Exercise objective –
Go through the lines below and copy each one that holds the string "трансферты".

Saved entries –
____________________

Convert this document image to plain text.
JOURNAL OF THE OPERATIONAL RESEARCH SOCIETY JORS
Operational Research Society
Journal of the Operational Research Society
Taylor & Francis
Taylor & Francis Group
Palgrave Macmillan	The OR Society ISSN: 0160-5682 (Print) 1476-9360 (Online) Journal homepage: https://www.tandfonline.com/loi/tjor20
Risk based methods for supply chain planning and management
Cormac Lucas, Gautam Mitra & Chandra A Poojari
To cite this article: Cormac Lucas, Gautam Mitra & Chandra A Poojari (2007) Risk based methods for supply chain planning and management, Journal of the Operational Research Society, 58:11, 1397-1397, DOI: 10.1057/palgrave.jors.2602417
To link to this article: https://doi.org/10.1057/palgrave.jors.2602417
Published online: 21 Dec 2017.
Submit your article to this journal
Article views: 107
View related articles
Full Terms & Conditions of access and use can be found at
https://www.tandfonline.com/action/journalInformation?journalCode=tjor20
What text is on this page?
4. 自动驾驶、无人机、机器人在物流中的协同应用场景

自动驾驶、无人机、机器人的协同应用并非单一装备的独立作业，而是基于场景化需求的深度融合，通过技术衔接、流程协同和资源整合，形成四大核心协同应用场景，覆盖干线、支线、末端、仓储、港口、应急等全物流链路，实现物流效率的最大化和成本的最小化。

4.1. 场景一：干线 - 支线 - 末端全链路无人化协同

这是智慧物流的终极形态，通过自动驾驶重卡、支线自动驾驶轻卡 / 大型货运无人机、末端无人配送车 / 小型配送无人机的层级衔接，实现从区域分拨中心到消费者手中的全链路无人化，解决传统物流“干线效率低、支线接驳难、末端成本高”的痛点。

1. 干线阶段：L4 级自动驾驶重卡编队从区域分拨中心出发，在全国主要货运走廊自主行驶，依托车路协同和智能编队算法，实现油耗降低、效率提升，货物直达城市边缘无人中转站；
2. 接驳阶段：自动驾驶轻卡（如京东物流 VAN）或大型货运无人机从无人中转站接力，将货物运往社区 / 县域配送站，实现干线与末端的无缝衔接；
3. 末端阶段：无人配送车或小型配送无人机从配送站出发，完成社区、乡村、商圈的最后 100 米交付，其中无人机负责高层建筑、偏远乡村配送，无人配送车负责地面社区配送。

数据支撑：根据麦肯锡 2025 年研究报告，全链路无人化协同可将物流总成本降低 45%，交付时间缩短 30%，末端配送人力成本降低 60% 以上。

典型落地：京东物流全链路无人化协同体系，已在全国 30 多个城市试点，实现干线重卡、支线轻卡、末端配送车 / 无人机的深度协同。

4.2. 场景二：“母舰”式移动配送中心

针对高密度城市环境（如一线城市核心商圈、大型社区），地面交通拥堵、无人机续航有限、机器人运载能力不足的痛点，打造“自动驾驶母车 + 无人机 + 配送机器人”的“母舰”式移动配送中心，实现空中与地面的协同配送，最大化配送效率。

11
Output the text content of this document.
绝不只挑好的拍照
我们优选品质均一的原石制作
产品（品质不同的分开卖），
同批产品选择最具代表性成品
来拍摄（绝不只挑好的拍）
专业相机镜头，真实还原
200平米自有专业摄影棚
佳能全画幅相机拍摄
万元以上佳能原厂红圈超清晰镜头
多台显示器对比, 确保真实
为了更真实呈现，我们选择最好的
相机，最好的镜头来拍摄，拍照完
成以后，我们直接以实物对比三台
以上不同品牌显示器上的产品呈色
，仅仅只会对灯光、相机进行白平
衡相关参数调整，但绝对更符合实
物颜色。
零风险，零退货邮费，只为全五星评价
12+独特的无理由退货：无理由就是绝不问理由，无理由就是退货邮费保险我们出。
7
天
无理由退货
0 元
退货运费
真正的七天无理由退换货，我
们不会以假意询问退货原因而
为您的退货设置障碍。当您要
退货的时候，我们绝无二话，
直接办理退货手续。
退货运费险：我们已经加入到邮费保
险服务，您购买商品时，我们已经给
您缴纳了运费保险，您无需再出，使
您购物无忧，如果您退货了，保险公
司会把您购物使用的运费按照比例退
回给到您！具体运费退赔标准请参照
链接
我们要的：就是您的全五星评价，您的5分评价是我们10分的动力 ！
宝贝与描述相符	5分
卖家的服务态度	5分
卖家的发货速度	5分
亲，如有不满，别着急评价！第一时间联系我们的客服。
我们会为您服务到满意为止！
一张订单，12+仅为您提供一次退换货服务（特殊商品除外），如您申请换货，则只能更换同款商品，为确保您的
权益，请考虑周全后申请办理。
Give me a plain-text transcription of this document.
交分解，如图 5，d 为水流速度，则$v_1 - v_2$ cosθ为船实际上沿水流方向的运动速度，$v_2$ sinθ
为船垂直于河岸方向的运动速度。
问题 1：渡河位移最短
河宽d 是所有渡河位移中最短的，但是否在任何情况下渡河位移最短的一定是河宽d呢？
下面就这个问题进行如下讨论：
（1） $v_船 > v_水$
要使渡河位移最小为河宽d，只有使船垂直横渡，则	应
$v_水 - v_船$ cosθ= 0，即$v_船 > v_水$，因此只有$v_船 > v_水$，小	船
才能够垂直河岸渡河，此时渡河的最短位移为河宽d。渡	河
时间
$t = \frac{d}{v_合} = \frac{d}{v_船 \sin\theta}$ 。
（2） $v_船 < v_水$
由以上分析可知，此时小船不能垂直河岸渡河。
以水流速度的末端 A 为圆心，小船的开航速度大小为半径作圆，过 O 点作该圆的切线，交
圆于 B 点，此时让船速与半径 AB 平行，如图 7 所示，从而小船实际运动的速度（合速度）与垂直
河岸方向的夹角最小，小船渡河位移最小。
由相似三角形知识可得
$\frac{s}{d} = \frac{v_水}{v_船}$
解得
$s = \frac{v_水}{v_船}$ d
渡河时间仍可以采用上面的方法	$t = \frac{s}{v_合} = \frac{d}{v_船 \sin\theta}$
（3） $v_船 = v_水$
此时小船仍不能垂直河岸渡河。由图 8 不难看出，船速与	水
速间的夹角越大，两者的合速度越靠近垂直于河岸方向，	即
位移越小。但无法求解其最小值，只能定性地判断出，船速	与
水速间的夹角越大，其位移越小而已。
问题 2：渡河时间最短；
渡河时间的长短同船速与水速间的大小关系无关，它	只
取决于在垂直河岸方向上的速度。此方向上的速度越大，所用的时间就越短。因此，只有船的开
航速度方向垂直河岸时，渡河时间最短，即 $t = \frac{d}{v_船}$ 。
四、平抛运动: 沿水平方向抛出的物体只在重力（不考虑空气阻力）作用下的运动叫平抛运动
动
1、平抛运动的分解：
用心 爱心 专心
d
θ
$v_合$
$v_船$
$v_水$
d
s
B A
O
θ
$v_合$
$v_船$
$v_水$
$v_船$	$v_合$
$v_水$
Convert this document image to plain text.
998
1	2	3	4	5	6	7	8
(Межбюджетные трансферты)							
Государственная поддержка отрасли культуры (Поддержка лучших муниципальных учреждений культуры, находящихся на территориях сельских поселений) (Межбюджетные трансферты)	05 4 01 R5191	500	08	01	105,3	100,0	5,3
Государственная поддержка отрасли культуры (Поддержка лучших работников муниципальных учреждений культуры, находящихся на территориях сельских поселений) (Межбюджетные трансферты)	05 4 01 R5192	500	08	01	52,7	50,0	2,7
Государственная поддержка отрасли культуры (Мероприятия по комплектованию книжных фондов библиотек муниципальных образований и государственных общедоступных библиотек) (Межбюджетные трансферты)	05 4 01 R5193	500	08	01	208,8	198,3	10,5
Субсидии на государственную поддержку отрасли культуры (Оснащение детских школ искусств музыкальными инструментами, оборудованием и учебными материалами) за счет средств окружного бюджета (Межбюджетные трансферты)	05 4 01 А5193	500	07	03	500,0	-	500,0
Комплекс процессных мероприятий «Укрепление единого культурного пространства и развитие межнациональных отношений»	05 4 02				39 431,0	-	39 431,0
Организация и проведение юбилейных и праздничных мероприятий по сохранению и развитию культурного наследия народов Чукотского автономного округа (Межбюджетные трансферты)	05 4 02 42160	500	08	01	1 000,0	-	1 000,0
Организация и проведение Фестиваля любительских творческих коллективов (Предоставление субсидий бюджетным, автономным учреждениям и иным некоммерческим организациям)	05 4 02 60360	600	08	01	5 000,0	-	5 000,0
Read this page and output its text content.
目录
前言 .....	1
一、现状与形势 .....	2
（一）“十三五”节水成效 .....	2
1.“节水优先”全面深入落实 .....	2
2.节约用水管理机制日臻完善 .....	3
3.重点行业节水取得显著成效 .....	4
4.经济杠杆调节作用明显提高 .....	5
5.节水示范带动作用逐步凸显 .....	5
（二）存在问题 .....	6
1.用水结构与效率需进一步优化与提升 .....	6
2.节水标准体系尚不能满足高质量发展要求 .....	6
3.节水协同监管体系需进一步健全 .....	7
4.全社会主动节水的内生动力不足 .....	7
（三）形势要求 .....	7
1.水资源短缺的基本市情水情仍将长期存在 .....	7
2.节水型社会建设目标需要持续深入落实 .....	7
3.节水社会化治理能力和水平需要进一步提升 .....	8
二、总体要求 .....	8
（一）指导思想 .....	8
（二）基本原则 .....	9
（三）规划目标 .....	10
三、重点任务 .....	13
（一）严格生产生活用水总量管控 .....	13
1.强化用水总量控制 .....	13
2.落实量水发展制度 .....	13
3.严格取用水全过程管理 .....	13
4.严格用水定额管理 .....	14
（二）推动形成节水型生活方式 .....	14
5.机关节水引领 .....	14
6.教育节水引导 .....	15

____________________

Response to the exercise –
(Межбюджетные трансферты)							
Государственная поддержка отрасли культуры (Поддержка лучших муниципальных учреждений культуры, находящихся на территориях сельских поселений) (Межбюджетные трансферты)	05 4 01 R5191	500	08	01	105,3	100,0	5,3
Государственная поддержка отрасли культуры (Поддержка лучших работников муниципальных учреждений культуры, находящихся на территориях сельских поселений) (Межбюджетные трансферты)	05 4 01 R5192	500	08	01	52,7	50,0	2,7
Государственная поддержка отрасли культуры (Мероприятия по комплектованию книжных фондов библиотек муниципальных образований и государственных общедоступных библиотек) (Межбюджетные трансферты)	05 4 01 R5193	500	08	01	208,8	198,3	10,5
Субсидии на государственную поддержку отрасли культуры (Оснащение детских школ искусств музыкальными инструментами, оборудованием и учебными материалами) за счет средств окружного бюджета (Межбюджетные трансферты)	05 4 01 А5193	500	07	03	500,0	-	500,0
Организация и проведение юбилейных и праздничных мероприятий по сохранению и развитию культурного наследия народов Чукотского автономного округа (Межбюджетные трансферты)	05 4 02 42160	500	08	01	1 000,0	-	1 000,0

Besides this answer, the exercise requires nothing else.